## Task requirements
Gather up the lines with the word "name" in them.

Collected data

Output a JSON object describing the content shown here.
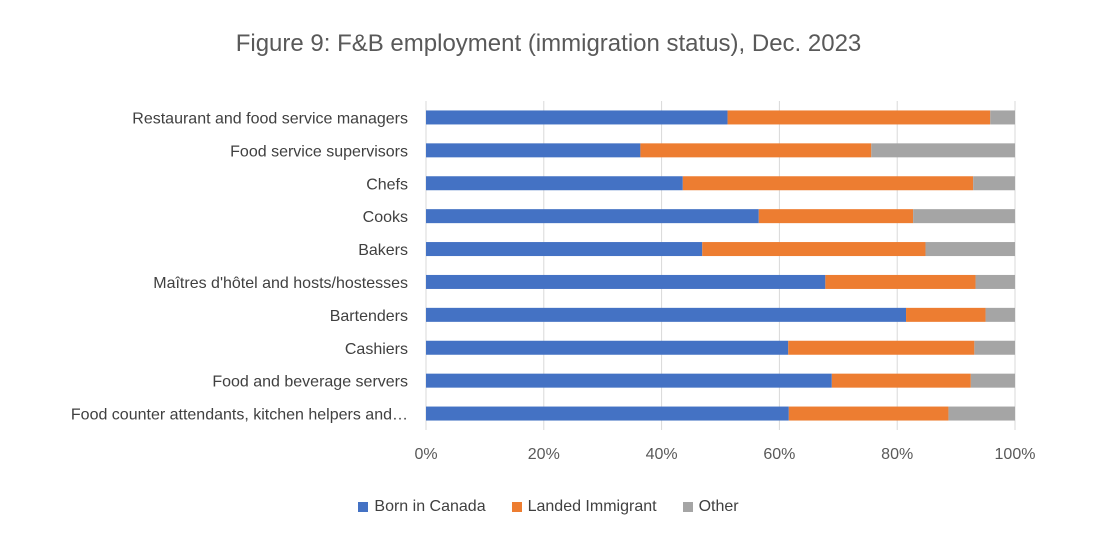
{
  "chart_data": {
    "type": "bar",
    "orientation": "horizontal",
    "stacked": "100%",
    "title": "Figure 9: F&B employment (immigration status), Dec. 2023",
    "categories": [
      "Restaurant and food service managers",
      "Food service supervisors",
      "Chefs",
      "Cooks",
      "Bakers",
      "Maîtres d'hôtel and hosts/hostesses",
      "Bartenders",
      "Cashiers",
      "Food and beverage servers",
      "Food counter attendants, kitchen helpers and…"
    ],
    "series": [
      {
        "name": "Born in Canada",
        "color": "#4472C4",
        "values": [
          51.2,
          36.4,
          43.6,
          56.5,
          46.9,
          67.8,
          81.5,
          61.5,
          68.9,
          61.6
        ]
      },
      {
        "name": "Landed Immigrant",
        "color": "#ED7D31",
        "values": [
          44.6,
          39.2,
          49.3,
          26.2,
          37.9,
          25.5,
          13.5,
          31.6,
          23.6,
          27.1
        ]
      },
      {
        "name": "Other",
        "color": "#A5A5A5",
        "values": [
          4.2,
          24.4,
          7.1,
          17.3,
          15.2,
          6.7,
          5.0,
          6.9,
          7.5,
          11.3
        ]
      }
    ],
    "xlim": [
      0,
      100
    ],
    "x_ticks": [
      "0%",
      "20%",
      "40%",
      "60%",
      "80%",
      "100%"
    ],
    "grid": true,
    "legend_position": "bottom"
  }
}
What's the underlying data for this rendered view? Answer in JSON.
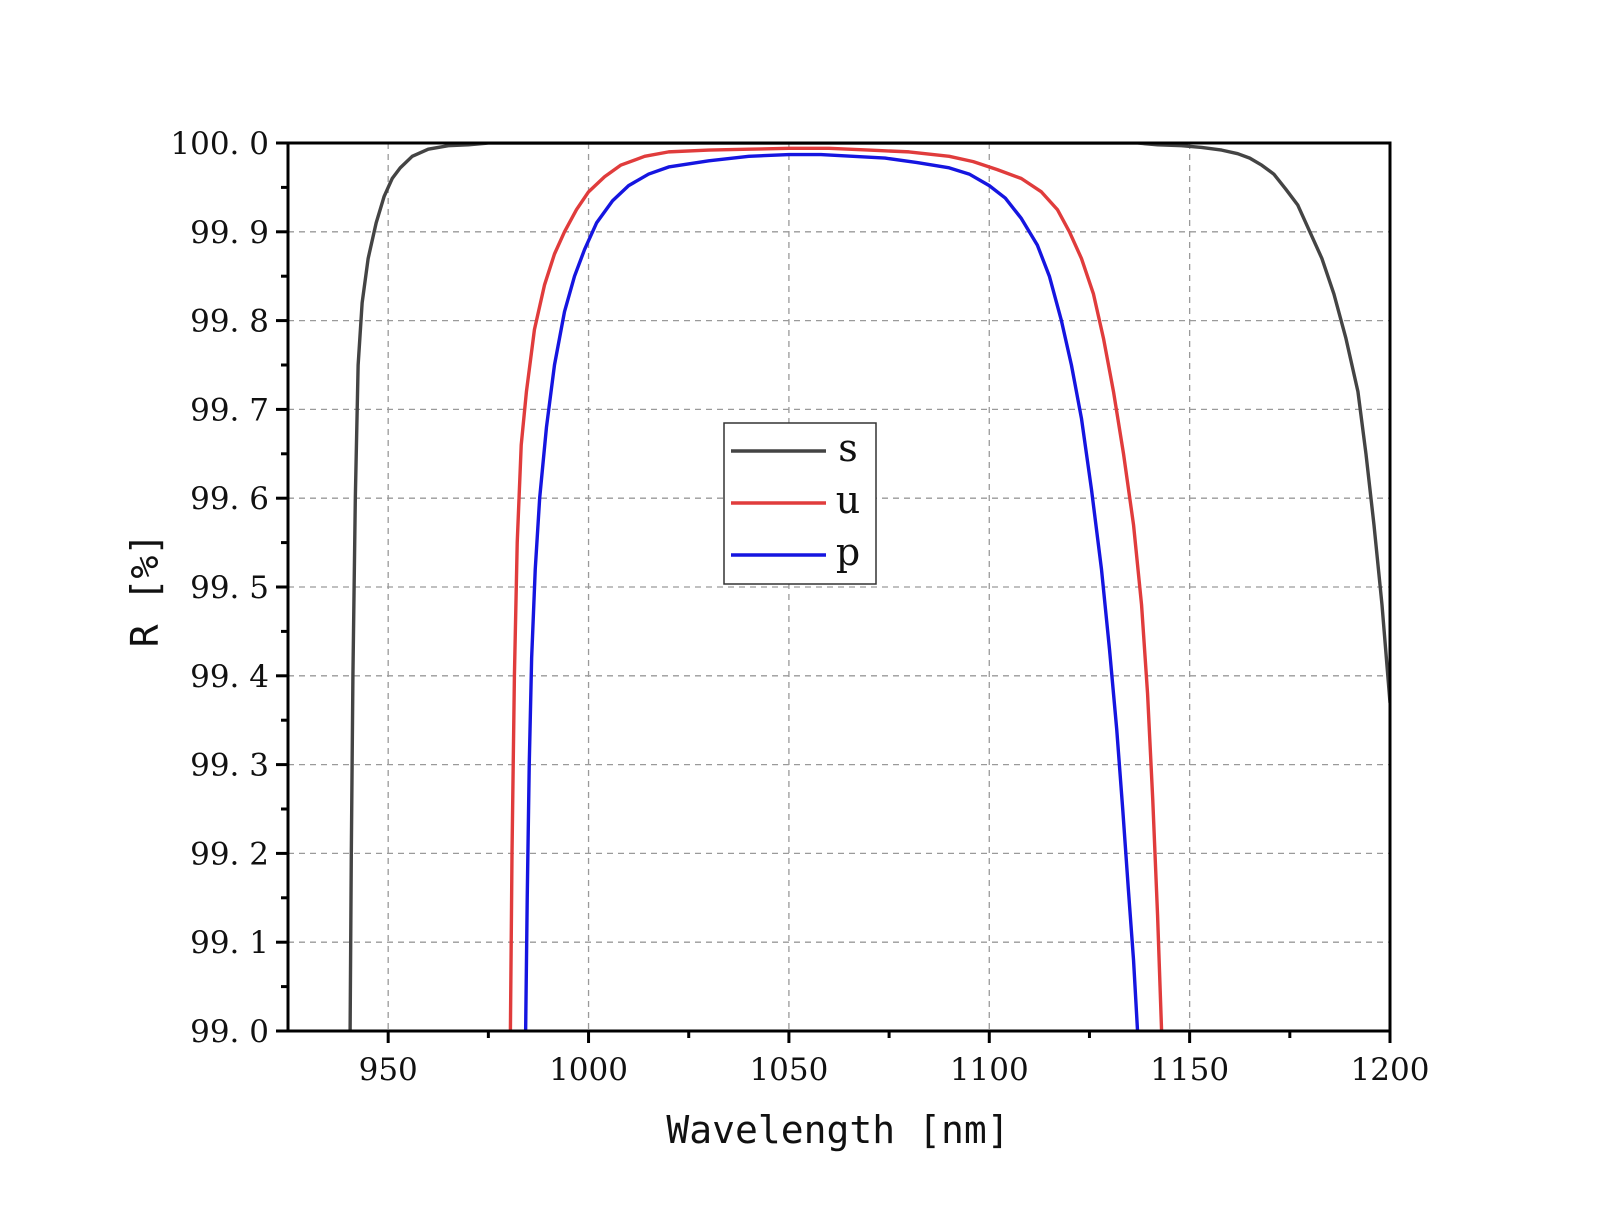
{
  "chart_data": {
    "type": "line",
    "xlabel": "Wavelength [nm]",
    "ylabel": "R [%]",
    "xlim": [
      925,
      1200
    ],
    "ylim": [
      99.0,
      100.0
    ],
    "x_ticks": [
      950,
      1000,
      1050,
      1100,
      1150,
      1200
    ],
    "x_tick_labels": [
      "950",
      "1000",
      "1050",
      "1100",
      "1150",
      "1200"
    ],
    "y_ticks": [
      99.0,
      99.1,
      99.2,
      99.3,
      99.4,
      99.5,
      99.6,
      99.7,
      99.8,
      99.9,
      100.0
    ],
    "y_tick_labels": [
      "99. 0",
      "99. 1",
      "99. 2",
      "99. 3",
      "99. 4",
      "99. 5",
      "99. 6",
      "99. 7",
      "99. 8",
      "99. 9",
      "100. 0"
    ],
    "grid": true,
    "legend_position": "center",
    "series": [
      {
        "name": "s",
        "color": "#444444",
        "points": [
          [
            940.5,
            99.0
          ],
          [
            940.8,
            99.2
          ],
          [
            941.2,
            99.4
          ],
          [
            941.8,
            99.6
          ],
          [
            942.5,
            99.75
          ],
          [
            943.5,
            99.82
          ],
          [
            945,
            99.87
          ],
          [
            947,
            99.91
          ],
          [
            949,
            99.94
          ],
          [
            951,
            99.96
          ],
          [
            953,
            99.972
          ],
          [
            956,
            99.985
          ],
          [
            960,
            99.993
          ],
          [
            965,
            99.997
          ],
          [
            970,
            99.998
          ],
          [
            975,
            100.0
          ],
          [
            1000,
            100.0
          ],
          [
            1050,
            100.0
          ],
          [
            1100,
            100.0
          ],
          [
            1137,
            100.0
          ],
          [
            1142,
            99.998
          ],
          [
            1148,
            99.997
          ],
          [
            1153,
            99.995
          ],
          [
            1158,
            99.992
          ],
          [
            1162,
            99.988
          ],
          [
            1165,
            99.983
          ],
          [
            1168,
            99.975
          ],
          [
            1171,
            99.965
          ],
          [
            1174,
            99.948
          ],
          [
            1177,
            99.93
          ],
          [
            1180,
            99.9
          ],
          [
            1183,
            99.87
          ],
          [
            1186,
            99.83
          ],
          [
            1189,
            99.78
          ],
          [
            1192,
            99.72
          ],
          [
            1194,
            99.65
          ],
          [
            1196,
            99.57
          ],
          [
            1198,
            99.48
          ],
          [
            1200,
            99.37
          ]
        ]
      },
      {
        "name": "u",
        "color": "#e03c3c",
        "points": [
          [
            980.5,
            99.0
          ],
          [
            980.9,
            99.2
          ],
          [
            981.5,
            99.4
          ],
          [
            982.2,
            99.55
          ],
          [
            983.2,
            99.66
          ],
          [
            984.5,
            99.72
          ],
          [
            986.5,
            99.79
          ],
          [
            989,
            99.84
          ],
          [
            991.5,
            99.875
          ],
          [
            994,
            99.9
          ],
          [
            997,
            99.925
          ],
          [
            1000,
            99.945
          ],
          [
            1004,
            99.962
          ],
          [
            1008,
            99.975
          ],
          [
            1014,
            99.985
          ],
          [
            1020,
            99.99
          ],
          [
            1030,
            99.992
          ],
          [
            1040,
            99.993
          ],
          [
            1050,
            99.994
          ],
          [
            1060,
            99.994
          ],
          [
            1070,
            99.992
          ],
          [
            1080,
            99.99
          ],
          [
            1090,
            99.985
          ],
          [
            1096,
            99.979
          ],
          [
            1102,
            99.97
          ],
          [
            1108,
            99.96
          ],
          [
            1113,
            99.945
          ],
          [
            1117,
            99.925
          ],
          [
            1120,
            99.9
          ],
          [
            1123,
            99.87
          ],
          [
            1126,
            99.83
          ],
          [
            1128.5,
            99.78
          ],
          [
            1131,
            99.72
          ],
          [
            1133.5,
            99.65
          ],
          [
            1136,
            99.57
          ],
          [
            1138,
            99.48
          ],
          [
            1139.5,
            99.38
          ],
          [
            1140.8,
            99.26
          ],
          [
            1142,
            99.13
          ],
          [
            1143,
            99.0
          ]
        ]
      },
      {
        "name": "p",
        "color": "#1515e0",
        "points": [
          [
            984.3,
            99.0
          ],
          [
            984.7,
            99.15
          ],
          [
            985.2,
            99.3
          ],
          [
            985.8,
            99.42
          ],
          [
            986.7,
            99.52
          ],
          [
            987.8,
            99.6
          ],
          [
            989.5,
            99.68
          ],
          [
            991.5,
            99.75
          ],
          [
            994,
            99.81
          ],
          [
            996.5,
            99.85
          ],
          [
            999,
            99.88
          ],
          [
            1002,
            99.91
          ],
          [
            1006,
            99.935
          ],
          [
            1010,
            99.952
          ],
          [
            1015,
            99.965
          ],
          [
            1020,
            99.973
          ],
          [
            1030,
            99.98
          ],
          [
            1040,
            99.985
          ],
          [
            1050,
            99.987
          ],
          [
            1058,
            99.987
          ],
          [
            1066,
            99.985
          ],
          [
            1074,
            99.983
          ],
          [
            1082,
            99.978
          ],
          [
            1090,
            99.972
          ],
          [
            1095,
            99.965
          ],
          [
            1100,
            99.952
          ],
          [
            1104,
            99.938
          ],
          [
            1108,
            99.915
          ],
          [
            1112,
            99.885
          ],
          [
            1115,
            99.85
          ],
          [
            1118,
            99.8
          ],
          [
            1120.5,
            99.75
          ],
          [
            1123,
            99.69
          ],
          [
            1125.5,
            99.61
          ],
          [
            1128,
            99.52
          ],
          [
            1130,
            99.43
          ],
          [
            1131.8,
            99.34
          ],
          [
            1133.3,
            99.25
          ],
          [
            1134.7,
            99.16
          ],
          [
            1136,
            99.08
          ],
          [
            1137,
            99.0
          ]
        ]
      }
    ]
  }
}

## Solution to this exercise
        "name": "Born in Canada",
        "name": "Landed Immigrant",
        "name": "Other",
        "name": "s",
        "name": "u",
        "name": "p",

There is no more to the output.